___ RECORDS SHOWN ___
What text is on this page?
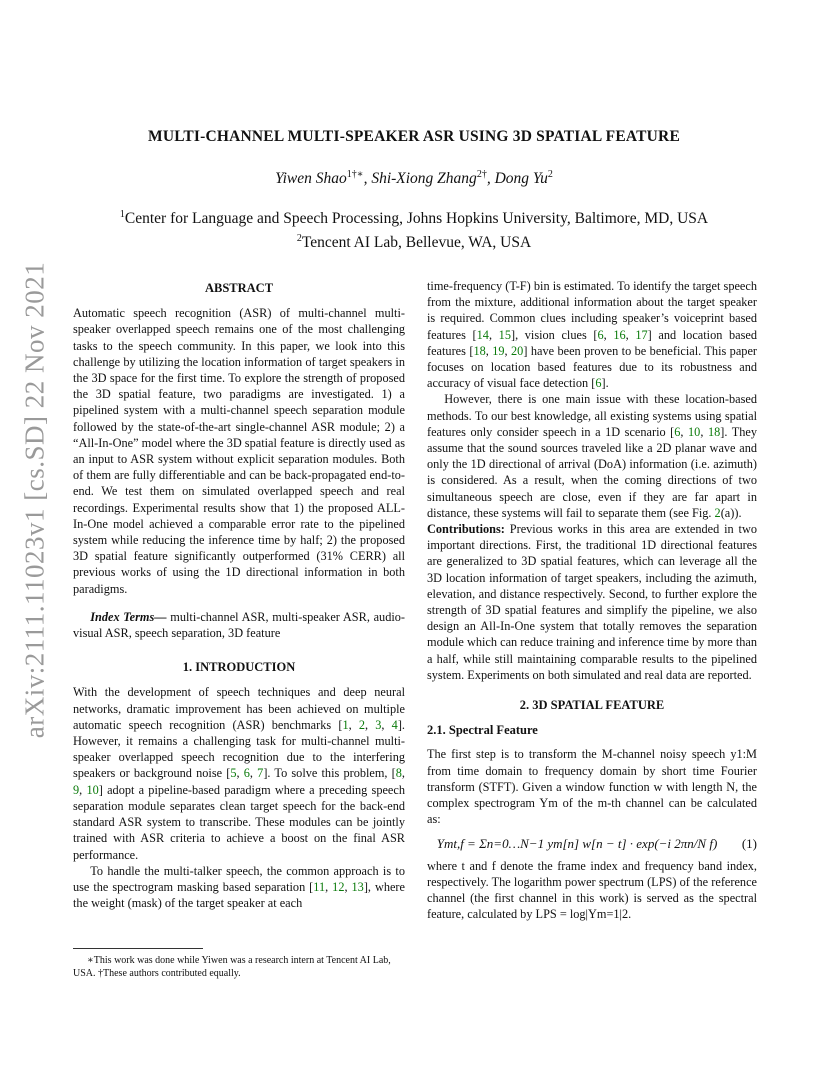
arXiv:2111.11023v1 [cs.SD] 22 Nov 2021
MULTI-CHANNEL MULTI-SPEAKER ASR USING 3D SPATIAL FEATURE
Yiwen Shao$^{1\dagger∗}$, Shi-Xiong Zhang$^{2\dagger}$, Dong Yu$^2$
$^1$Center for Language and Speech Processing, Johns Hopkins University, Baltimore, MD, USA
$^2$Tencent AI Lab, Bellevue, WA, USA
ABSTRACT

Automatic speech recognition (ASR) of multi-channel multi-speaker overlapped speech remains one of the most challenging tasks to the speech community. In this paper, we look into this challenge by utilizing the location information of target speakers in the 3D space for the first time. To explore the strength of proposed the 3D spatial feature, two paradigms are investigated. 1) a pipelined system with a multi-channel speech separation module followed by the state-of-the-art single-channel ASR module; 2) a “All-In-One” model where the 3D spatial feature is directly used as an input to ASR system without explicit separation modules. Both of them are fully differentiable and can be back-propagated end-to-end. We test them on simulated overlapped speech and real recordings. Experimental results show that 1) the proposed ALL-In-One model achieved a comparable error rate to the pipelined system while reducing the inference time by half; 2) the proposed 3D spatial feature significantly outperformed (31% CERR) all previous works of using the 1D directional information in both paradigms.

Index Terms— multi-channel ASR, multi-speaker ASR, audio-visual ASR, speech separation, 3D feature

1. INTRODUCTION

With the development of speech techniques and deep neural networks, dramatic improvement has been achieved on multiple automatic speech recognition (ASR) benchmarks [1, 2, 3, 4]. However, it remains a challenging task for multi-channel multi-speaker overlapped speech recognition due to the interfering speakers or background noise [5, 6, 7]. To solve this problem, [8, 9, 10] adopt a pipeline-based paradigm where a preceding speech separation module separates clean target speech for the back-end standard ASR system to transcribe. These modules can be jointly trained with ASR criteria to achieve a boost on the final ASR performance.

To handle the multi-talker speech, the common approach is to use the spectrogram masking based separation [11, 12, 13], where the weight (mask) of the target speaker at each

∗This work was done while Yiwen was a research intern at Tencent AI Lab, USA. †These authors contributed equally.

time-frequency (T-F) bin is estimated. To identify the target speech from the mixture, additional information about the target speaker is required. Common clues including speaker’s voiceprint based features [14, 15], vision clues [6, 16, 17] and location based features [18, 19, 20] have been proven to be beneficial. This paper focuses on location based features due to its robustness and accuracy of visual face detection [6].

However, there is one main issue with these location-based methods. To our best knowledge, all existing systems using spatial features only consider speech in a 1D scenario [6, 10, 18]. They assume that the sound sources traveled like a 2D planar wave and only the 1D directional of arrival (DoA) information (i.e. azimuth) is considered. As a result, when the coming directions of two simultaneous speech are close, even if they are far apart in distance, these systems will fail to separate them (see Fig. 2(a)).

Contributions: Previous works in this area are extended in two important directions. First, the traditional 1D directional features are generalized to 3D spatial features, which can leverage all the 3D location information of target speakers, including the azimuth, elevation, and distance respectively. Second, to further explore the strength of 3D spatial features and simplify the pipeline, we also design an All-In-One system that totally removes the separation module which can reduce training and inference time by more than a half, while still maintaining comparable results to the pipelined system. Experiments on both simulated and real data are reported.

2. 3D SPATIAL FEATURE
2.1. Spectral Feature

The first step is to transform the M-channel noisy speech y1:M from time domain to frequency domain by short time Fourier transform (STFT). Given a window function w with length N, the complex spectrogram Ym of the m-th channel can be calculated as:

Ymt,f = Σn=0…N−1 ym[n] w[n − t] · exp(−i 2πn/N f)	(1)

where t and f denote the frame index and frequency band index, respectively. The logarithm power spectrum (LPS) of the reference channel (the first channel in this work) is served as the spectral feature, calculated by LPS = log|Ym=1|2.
___
Every entry must be transcribed exactly. Pictures do not belong in the copy.

FULL OUTPUT ::
What text is on this page?
arXiv:2111.11023v1 [cs.SD] 22 Nov 2021
MULTI-CHANNEL MULTI-SPEAKER ASR USING 3D SPATIAL FEATURE
Yiwen Shao$^{1\dagger∗}$, Shi-Xiong Zhang$^{2\dagger}$, Dong Yu$^2$
$^1$Center for Language and Speech Processing, Johns Hopkins University, Baltimore, MD, USA
$^2$Tencent AI Lab, Bellevue, WA, USA
ABSTRACT

Automatic speech recognition (ASR) of multi-channel multi-speaker overlapped speech remains one of the most challenging tasks to the speech community. In this paper, we look into this challenge by utilizing the location information of target speakers in the 3D space for the first time. To explore the strength of proposed the 3D spatial feature, two paradigms are investigated. 1) a pipelined system with a multi-channel speech separation module followed by the state-of-the-art single-channel ASR module; 2) a “All-In-One” model where the 3D spatial feature is directly used as an input to ASR system without explicit separation modules. Both of them are fully differentiable and can be back-propagated end-to-end. We test them on simulated overlapped speech and real recordings. Experimental results show that 1) the proposed ALL-In-One model achieved a comparable error rate to the pipelined system while reducing the inference time by half; 2) the proposed 3D spatial feature significantly outperformed (31% CERR) all previous works of using the 1D directional information in both paradigms.

Index Terms— multi-channel ASR, multi-speaker ASR, audio-visual ASR, speech separation, 3D feature

1. INTRODUCTION

With the development of speech techniques and deep neural networks, dramatic improvement has been achieved on multiple automatic speech recognition (ASR) benchmarks [1, 2, 3, 4]. However, it remains a challenging task for multi-channel multi-speaker overlapped speech recognition due to the interfering speakers or background noise [5, 6, 7]. To solve this problem, [8, 9, 10] adopt a pipeline-based paradigm where a preceding speech separation module separates clean target speech for the back-end standard ASR system to transcribe. These modules can be jointly trained with ASR criteria to achieve a boost on the final ASR performance.

To handle the multi-talker speech, the common approach is to use the spectrogram masking based separation [11, 12, 13], where the weight (mask) of the target speaker at each

∗This work was done while Yiwen was a research intern at Tencent AI Lab, USA. †These authors contributed equally.

time-frequency (T-F) bin is estimated. To identify the target speech from the mixture, additional information about the target speaker is required. Common clues including speaker’s voiceprint based features [14, 15], vision clues [6, 16, 17] and location based features [18, 19, 20] have been proven to be beneficial. This paper focuses on location based features due to its robustness and accuracy of visual face detection [6].

However, there is one main issue with these location-based methods. To our best knowledge, all existing systems using spatial features only consider speech in a 1D scenario [6, 10, 18]. They assume that the sound sources traveled like a 2D planar wave and only the 1D directional of arrival (DoA) information (i.e. azimuth) is considered. As a result, when the coming directions of two simultaneous speech are close, even if they are far apart in distance, these systems will fail to separate them (see Fig. 2(a)).

Contributions: Previous works in this area are extended in two important directions. First, the traditional 1D directional features are generalized to 3D spatial features, which can leverage all the 3D location information of target speakers, including the azimuth, elevation, and distance respectively. Second, to further explore the strength of 3D spatial features and simplify the pipeline, we also design an All-In-One system that totally removes the separation module which can reduce training and inference time by more than a half, while still maintaining comparable results to the pipelined system. Experiments on both simulated and real data are reported.

2. 3D SPATIAL FEATURE
2.1. Spectral Feature

The first step is to transform the M-channel noisy speech y1:M from time domain to frequency domain by short time Fourier transform (STFT). Given a window function w with length N, the complex spectrogram Ym of the m-th channel can be calculated as:

Ymt,f = Σn=0…N−1 ym[n] w[n − t] · exp(−i 2πn/N f)	(1)

where t and f denote the frame index and frequency band index, respectively. The logarithm power spectrum (LPS) of the reference channel (the first channel in this work) is served as the spectral feature, calculated by LPS = log|Ym=1|2.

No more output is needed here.